GOAL: Filter the entries below, keeping every line that has the word "bottom".

EXERCISE DATA:
----------
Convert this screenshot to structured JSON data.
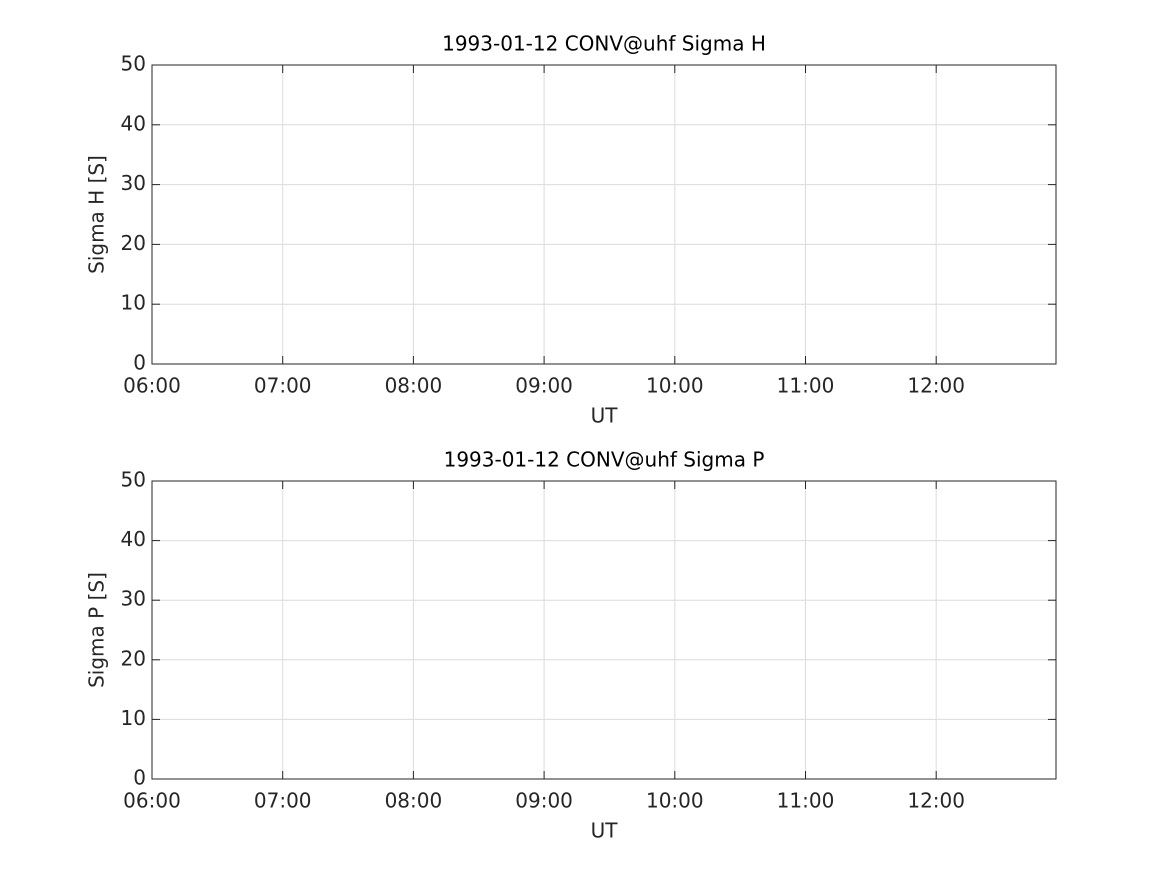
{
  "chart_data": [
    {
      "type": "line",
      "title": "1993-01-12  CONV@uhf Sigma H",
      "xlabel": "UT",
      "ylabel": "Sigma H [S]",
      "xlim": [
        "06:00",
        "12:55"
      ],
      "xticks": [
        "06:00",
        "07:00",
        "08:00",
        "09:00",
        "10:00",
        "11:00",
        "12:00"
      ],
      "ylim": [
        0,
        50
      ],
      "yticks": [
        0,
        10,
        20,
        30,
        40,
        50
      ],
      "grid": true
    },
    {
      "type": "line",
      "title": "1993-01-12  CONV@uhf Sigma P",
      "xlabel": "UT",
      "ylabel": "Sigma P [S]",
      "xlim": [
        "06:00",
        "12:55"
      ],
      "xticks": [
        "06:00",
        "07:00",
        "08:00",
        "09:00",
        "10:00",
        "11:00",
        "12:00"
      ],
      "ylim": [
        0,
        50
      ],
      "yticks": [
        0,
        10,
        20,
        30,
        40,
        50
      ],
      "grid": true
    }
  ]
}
----------
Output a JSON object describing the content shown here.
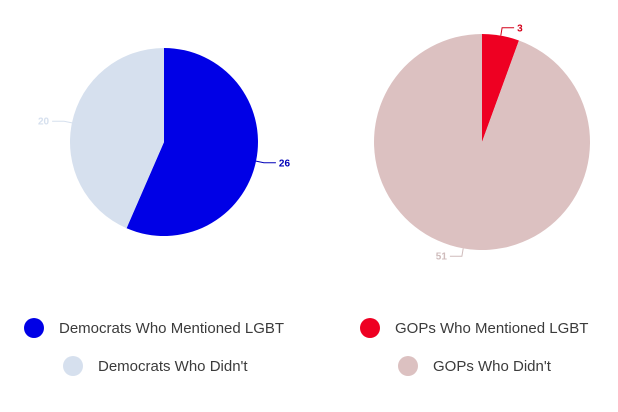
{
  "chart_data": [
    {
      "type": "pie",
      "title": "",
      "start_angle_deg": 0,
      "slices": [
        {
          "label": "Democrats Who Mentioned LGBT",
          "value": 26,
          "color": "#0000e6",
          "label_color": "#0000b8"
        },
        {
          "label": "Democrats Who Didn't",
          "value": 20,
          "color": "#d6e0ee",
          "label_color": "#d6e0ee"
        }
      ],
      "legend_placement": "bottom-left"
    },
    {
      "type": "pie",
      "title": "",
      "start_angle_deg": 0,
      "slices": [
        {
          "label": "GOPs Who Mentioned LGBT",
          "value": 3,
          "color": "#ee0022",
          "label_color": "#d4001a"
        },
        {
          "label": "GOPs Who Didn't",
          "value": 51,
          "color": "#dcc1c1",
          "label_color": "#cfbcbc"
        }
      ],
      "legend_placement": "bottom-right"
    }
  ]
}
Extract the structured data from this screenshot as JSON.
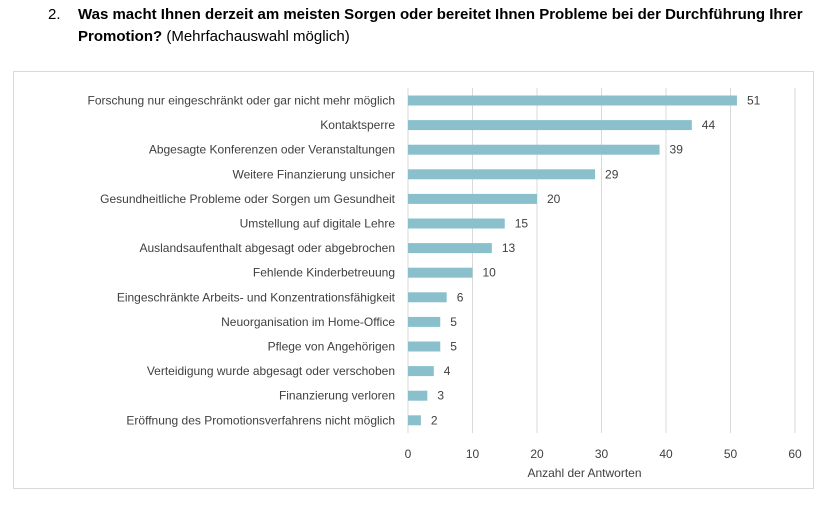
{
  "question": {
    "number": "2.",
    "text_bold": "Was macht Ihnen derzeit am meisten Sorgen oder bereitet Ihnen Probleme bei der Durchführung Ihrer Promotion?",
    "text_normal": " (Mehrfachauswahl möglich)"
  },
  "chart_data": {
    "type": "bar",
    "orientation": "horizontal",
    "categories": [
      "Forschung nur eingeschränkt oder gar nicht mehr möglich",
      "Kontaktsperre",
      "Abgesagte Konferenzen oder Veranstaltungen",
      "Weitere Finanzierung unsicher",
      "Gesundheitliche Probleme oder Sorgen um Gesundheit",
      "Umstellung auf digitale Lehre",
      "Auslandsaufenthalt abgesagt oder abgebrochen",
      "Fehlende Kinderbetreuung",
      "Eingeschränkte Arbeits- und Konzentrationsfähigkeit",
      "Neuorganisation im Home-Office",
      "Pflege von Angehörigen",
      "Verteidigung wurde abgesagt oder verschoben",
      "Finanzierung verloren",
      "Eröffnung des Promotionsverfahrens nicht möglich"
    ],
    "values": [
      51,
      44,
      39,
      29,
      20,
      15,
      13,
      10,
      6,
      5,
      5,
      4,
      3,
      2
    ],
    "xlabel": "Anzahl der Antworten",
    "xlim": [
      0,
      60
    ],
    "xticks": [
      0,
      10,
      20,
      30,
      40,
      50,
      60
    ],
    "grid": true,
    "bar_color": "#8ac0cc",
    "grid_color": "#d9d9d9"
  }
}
----------
ANSWER FOR THE TASK:
      "legend_placement": "bottom-left"
      "legend_placement": "bottom-right"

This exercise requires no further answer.